▶ Short task
Extract every line from the records below that contains the word "frameworks".
******************************
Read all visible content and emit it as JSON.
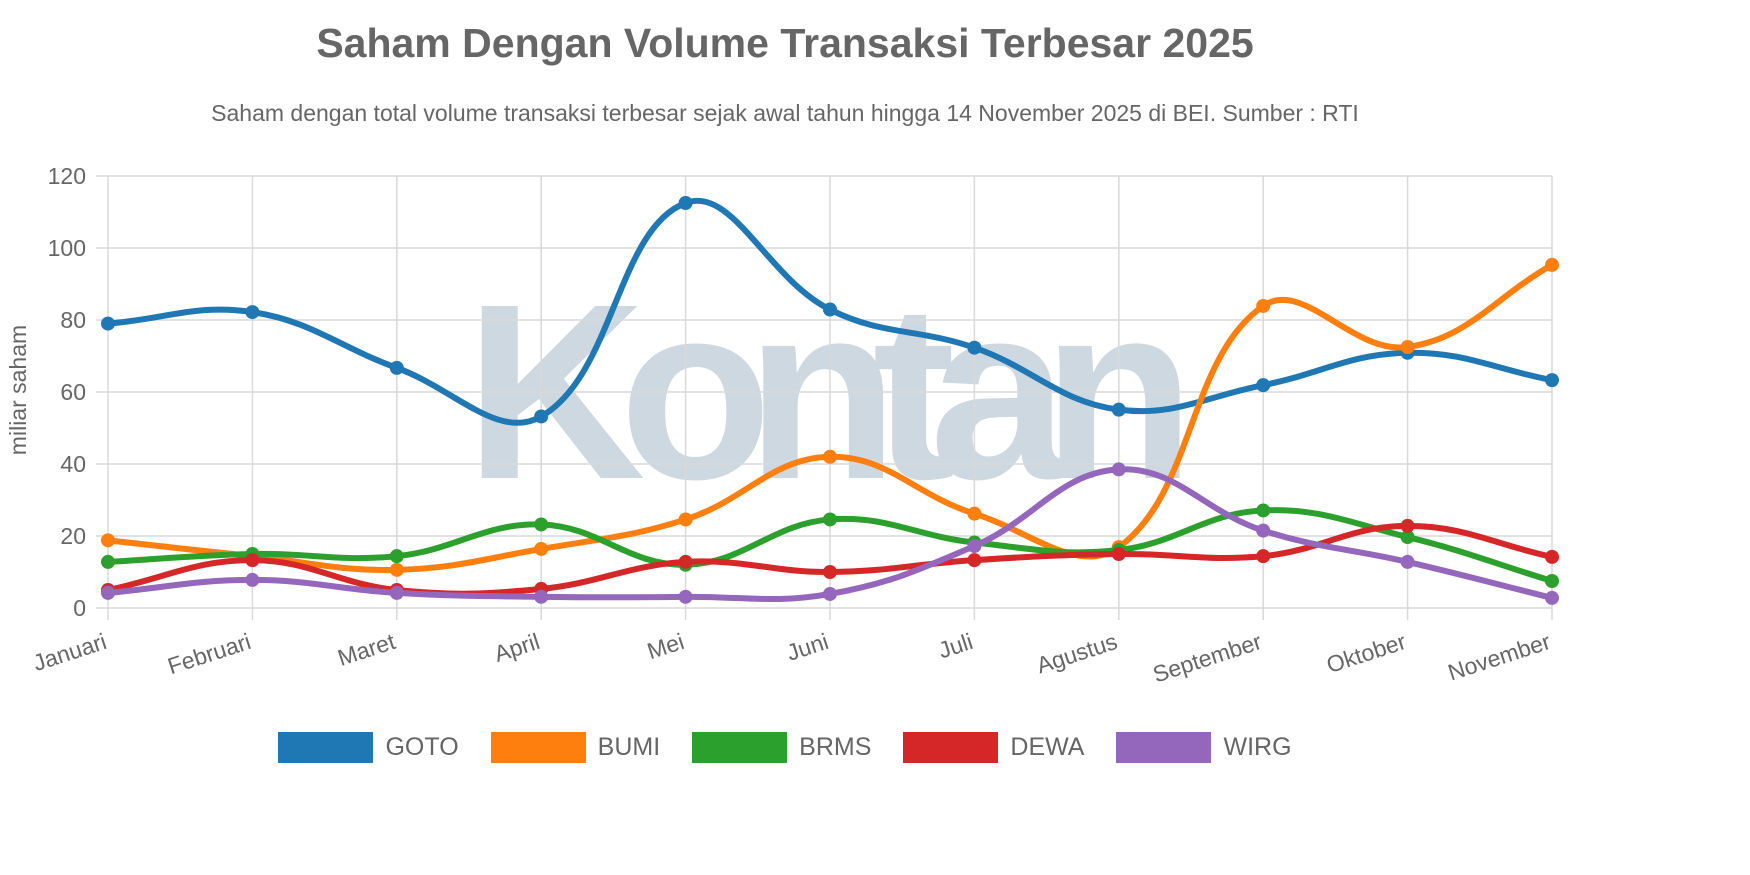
{
  "chart_data": {
    "type": "line",
    "title": "Saham Dengan Volume Transaksi Terbesar 2025",
    "subtitle": "Saham dengan total volume transaksi terbesar sejak awal tahun hingga 14 November 2025 di BEI. Sumber : RTI",
    "xlabel": "",
    "ylabel": "miliar saham",
    "ylim": [
      0,
      120
    ],
    "yticks": [
      "0",
      "20",
      "40",
      "60",
      "80",
      "100",
      "120"
    ],
    "grid": true,
    "smooth": true,
    "legend_position": "bottom",
    "categories": [
      "Januari",
      "Februari",
      "Maret",
      "April",
      "Mei",
      "Juni",
      "Juli",
      "Agustus",
      "September",
      "Oktober",
      "November"
    ],
    "series": [
      {
        "name": "GOTO",
        "color": "#1f77b4",
        "values": [
          79,
          82.2,
          66.7,
          53.2,
          112.5,
          82.9,
          72.3,
          55.1,
          61.9,
          70.9,
          63.3
        ]
      },
      {
        "name": "BUMI",
        "color": "#ff7f0e",
        "values": [
          18.8,
          14.4,
          10.6,
          16.4,
          24.6,
          42,
          26.2,
          16.9,
          83.9,
          72.5,
          95.3
        ]
      },
      {
        "name": "BRMS",
        "color": "#2ca02c",
        "values": [
          12.8,
          15,
          14.4,
          23.2,
          12,
          24.6,
          18.2,
          16.1,
          27.1,
          19.7,
          7.5
        ]
      },
      {
        "name": "DEWA",
        "color": "#d62728",
        "values": [
          5,
          13.3,
          5,
          5.3,
          12.8,
          10,
          13.3,
          15,
          14.4,
          22.8,
          14.2
        ]
      },
      {
        "name": "WIRG",
        "color": "#9467bd",
        "values": [
          4.2,
          7.8,
          4.2,
          3.1,
          3.1,
          3.9,
          17.2,
          38.5,
          21.5,
          12.8,
          2.8
        ]
      }
    ]
  },
  "watermark": "Kontan"
}
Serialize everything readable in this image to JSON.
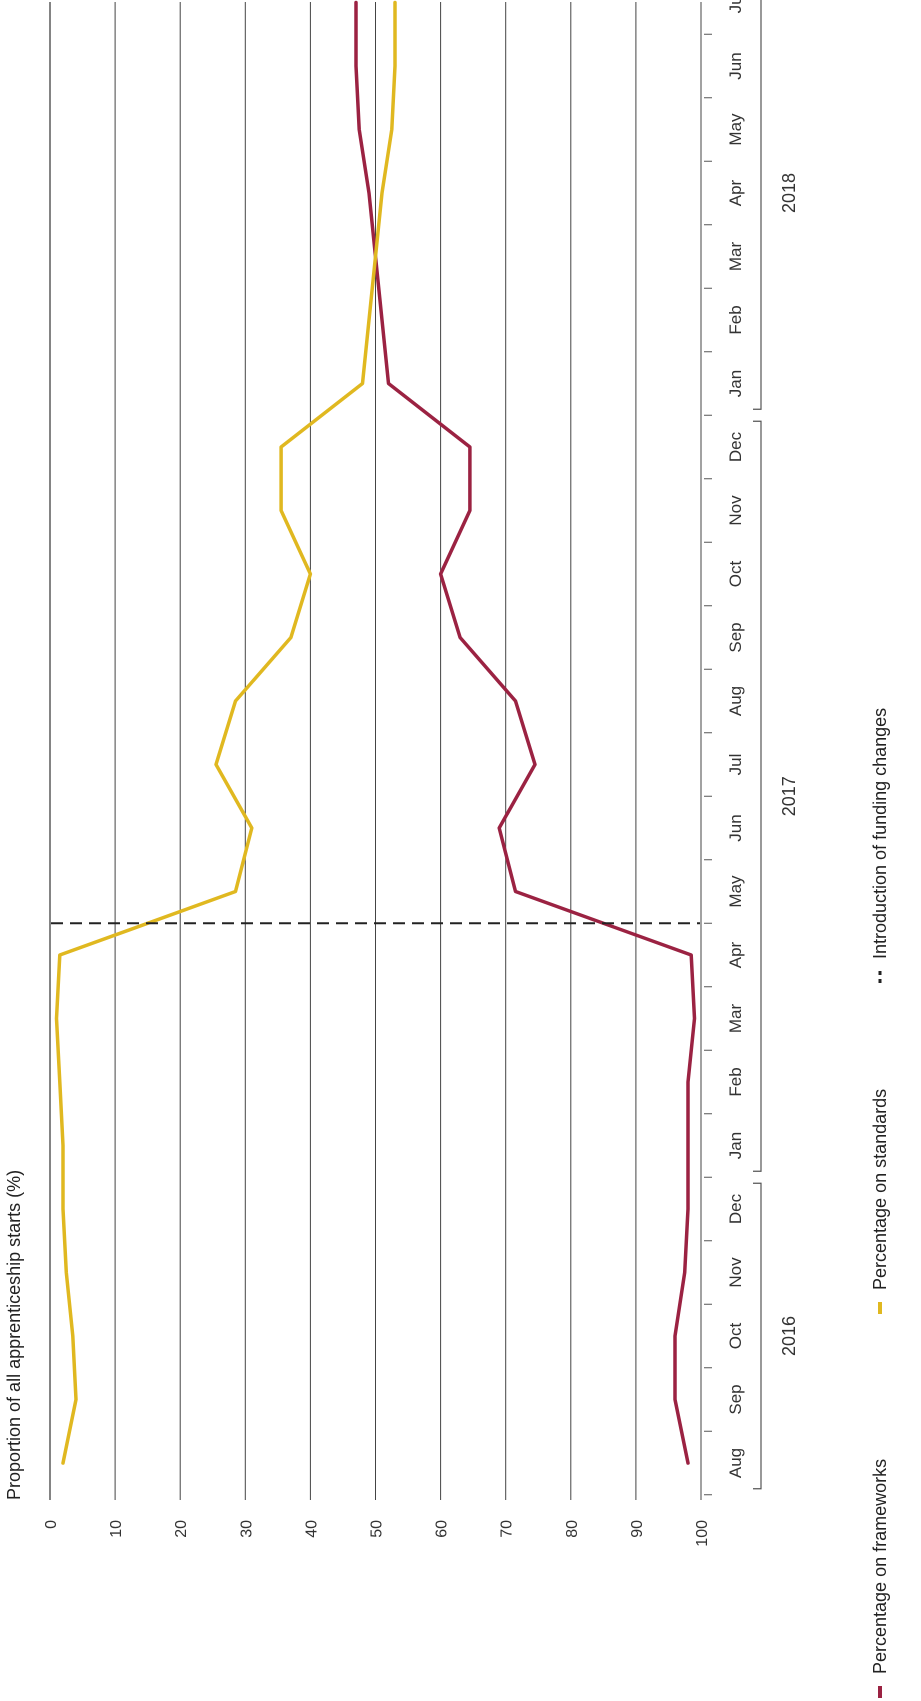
{
  "chart_data": {
    "type": "line",
    "orientation": "rotated-90-ccw",
    "ylabel": "Proportion of all apprenticeship starts (%)",
    "ylim": [
      0,
      100
    ],
    "yticks": [
      "0",
      "10",
      "20",
      "30",
      "40",
      "50",
      "60",
      "70",
      "80",
      "90",
      "100"
    ],
    "grid": true,
    "categories": [
      "Aug",
      "Sep",
      "Oct",
      "Nov",
      "Dec",
      "Jan",
      "Feb",
      "Mar",
      "Apr",
      "May",
      "Jun",
      "Jul",
      "Aug",
      "Sep",
      "Oct",
      "Nov",
      "Dec",
      "Jan",
      "Feb",
      "Mar",
      "Apr",
      "May",
      "Jun",
      "Jul"
    ],
    "year_groups": [
      {
        "label": "2016",
        "start": 0,
        "end": 4
      },
      {
        "label": "2017",
        "start": 5,
        "end": 16
      },
      {
        "label": "2018",
        "start": 17,
        "end": 23
      }
    ],
    "series": [
      {
        "name": "Percentage on frameworks",
        "color": "#9b2242",
        "values": [
          98,
          96,
          96,
          97.5,
          98,
          98,
          98,
          99,
          98.5,
          71.5,
          69,
          74.5,
          71.5,
          63,
          60,
          64.5,
          64.5,
          52,
          51,
          50,
          49,
          47.5,
          47,
          47
        ]
      },
      {
        "name": "Percentage on standards",
        "color": "#e0b820",
        "values": [
          2,
          4,
          3.5,
          2.5,
          2,
          2,
          1.5,
          1,
          1.5,
          28.5,
          31,
          25.5,
          28.5,
          37,
          40,
          35.5,
          35.5,
          48,
          49,
          50,
          51,
          52.5,
          53,
          53
        ]
      }
    ],
    "annotations": [
      {
        "type": "vline",
        "style": "dashed",
        "color": "#222222",
        "position": 8.5,
        "label": "Introduction of funding changes"
      }
    ],
    "legend_position": "bottom",
    "legend": [
      {
        "label": "Percentage on frameworks",
        "color": "#9b2242",
        "marker": "solid"
      },
      {
        "label": "Percentage on standards",
        "color": "#e0b820",
        "marker": "solid"
      },
      {
        "label": "Introduction of funding changes",
        "color": "#222222",
        "marker": "dashed"
      }
    ]
  }
}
******************************
▶ Final result
        "name": "Percentage on frameworks",
        "label": "Percentage on frameworks",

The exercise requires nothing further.